--- What the task asks ---
Every entry must be copied word for word.

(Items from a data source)
..........

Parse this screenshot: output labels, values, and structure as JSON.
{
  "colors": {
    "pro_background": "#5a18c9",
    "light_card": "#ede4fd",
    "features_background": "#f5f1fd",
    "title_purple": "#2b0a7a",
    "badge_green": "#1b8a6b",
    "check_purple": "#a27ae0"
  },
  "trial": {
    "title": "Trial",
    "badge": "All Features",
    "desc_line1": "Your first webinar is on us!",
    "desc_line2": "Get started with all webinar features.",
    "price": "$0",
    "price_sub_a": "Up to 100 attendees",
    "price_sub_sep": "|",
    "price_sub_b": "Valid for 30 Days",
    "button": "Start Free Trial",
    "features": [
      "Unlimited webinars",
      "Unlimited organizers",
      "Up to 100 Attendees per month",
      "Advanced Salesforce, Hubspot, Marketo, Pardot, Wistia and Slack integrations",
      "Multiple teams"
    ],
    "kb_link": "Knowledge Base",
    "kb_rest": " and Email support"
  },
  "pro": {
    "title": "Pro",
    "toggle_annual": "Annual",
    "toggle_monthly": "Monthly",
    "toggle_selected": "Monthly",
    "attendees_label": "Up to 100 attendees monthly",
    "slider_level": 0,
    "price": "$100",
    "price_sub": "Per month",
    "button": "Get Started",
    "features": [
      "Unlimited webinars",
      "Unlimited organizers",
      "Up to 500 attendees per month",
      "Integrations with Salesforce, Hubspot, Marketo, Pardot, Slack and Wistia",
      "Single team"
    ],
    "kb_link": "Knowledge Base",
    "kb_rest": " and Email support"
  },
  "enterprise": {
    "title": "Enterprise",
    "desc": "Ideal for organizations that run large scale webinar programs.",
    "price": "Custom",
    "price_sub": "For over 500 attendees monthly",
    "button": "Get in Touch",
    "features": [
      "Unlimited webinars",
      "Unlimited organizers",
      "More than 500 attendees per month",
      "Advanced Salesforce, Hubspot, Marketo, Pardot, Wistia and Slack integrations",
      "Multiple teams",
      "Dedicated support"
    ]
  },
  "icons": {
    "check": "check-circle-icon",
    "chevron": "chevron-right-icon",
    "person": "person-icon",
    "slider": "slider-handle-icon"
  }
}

..........

--- Solution to the exercise ---
Parse this screenshot: output labels, values, and structure as JSON.
{
  "colors": {
    "pro_background": "#5a18c9",
    "light_card": "#ede4fd",
    "features_background": "#f5f1fd",
    "title_purple": "#2b0a7a",
    "badge_green": "#1b8a6b",
    "check_purple": "#a27ae0"
  },
  "trial": {
    "title": "Trial",
    "badge": "All Features",
    "desc_line1": "Your first webinar is on us!",
    "desc_line2": "Get started with all webinar features.",
    "price": "$0",
    "price_sub_a": "Up to 100 attendees",
    "price_sub_sep": "|",
    "price_sub_b": "Valid for 30 Days",
    "button": "Start Free Trial",
    "features": [
      "Unlimited webinars",
      "Unlimited organizers",
      "Up to 100 Attendees per month",
      "Advanced Salesforce, Hubspot, Marketo, Pardot, Wistia and Slack integrations",
      "Multiple teams"
    ],
    "kb_link": "Knowledge Base",
    "kb_rest": " and Email support"
  },
  "pro": {
    "title": "Pro",
    "toggle_annual": "Annual",
    "toggle_monthly": "Monthly",
    "toggle_selected": "Monthly",
    "attendees_label": "Up to 100 attendees monthly",
    "slider_level": 0,
    "price": "$100",
    "price_sub": "Per month",
    "button": "Get Started",
    "features": [
      "Unlimited webinars",
      "Unlimited organizers",
      "Up to 500 attendees per month",
      "Integrations with Salesforce, Hubspot, Marketo, Pardot, Slack and Wistia",
      "Single team"
    ],
    "kb_link": "Knowledge Base",
    "kb_rest": " and Email support"
  },
  "enterprise": {
    "title": "Enterprise",
    "desc": "Ideal for organizations that run large scale webinar programs.",
    "price": "Custom",
    "price_sub": "For over 500 attendees monthly",
    "button": "Get in Touch",
    "features": [
      "Unlimited webinars",
      "Unlimited organizers",
      "More than 500 attendees per month",
      "Advanced Salesforce, Hubspot, Marketo, Pardot, Wistia and Slack integrations",
      "Multiple teams",
      "Dedicated support"
    ]
  },
  "icons": {
    "check": "check-circle-icon",
    "chevron": "chevron-right-icon",
    "person": "person-icon",
    "slider": "slider-handle-icon"
  }
}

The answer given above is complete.